Repeat the material in full. Keep every line exactly as it is.
[start of Supplied data]
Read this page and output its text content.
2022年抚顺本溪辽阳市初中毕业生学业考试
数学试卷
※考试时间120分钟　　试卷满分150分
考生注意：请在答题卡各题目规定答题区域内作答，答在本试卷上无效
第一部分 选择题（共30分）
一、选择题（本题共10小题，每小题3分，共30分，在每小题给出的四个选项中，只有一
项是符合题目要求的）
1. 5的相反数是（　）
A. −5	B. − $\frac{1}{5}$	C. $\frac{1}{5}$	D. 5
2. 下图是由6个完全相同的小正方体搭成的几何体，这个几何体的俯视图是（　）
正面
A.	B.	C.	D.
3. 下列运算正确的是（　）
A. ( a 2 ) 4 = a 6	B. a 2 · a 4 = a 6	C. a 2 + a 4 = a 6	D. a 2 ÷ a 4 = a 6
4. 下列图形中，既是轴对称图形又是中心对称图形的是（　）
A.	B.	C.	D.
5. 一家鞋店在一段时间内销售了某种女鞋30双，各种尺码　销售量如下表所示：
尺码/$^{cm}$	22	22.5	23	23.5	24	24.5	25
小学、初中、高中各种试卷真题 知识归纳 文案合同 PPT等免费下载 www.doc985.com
[end of Supplied data]
### Exercise result
Read this page and output its text content.
2022年抚顺本溪辽阳市初中毕业生学业考试
数学试卷
※考试时间120分钟　　试卷满分150分
考生注意：请在答题卡各题目规定答题区域内作答，答在本试卷上无效
第一部分 选择题（共30分）
一、选择题（本题共10小题，每小题3分，共30分，在每小题给出的四个选项中，只有一
项是符合题目要求的）
1. 5的相反数是（　）
A. −5	B. − $\frac{1}{5}$	C. $\frac{1}{5}$	D. 5
2. 下图是由6个完全相同的小正方体搭成的几何体，这个几何体的俯视图是（　）
正面
A.	B.	C.	D.
3. 下列运算正确的是（　）
A. ( a 2 ) 4 = a 6	B. a 2 · a 4 = a 6	C. a 2 + a 4 = a 6	D. a 2 ÷ a 4 = a 6
4. 下列图形中，既是轴对称图形又是中心对称图形的是（　）
A.	B.	C.	D.
5. 一家鞋店在一段时间内销售了某种女鞋30双，各种尺码　销售量如下表所示：
尺码/$^{cm}$	22	22.5	23	23.5	24	24.5	25
小学、初中、高中各种试卷真题 知识归纳 文案合同 PPT等免费下载 www.doc985.com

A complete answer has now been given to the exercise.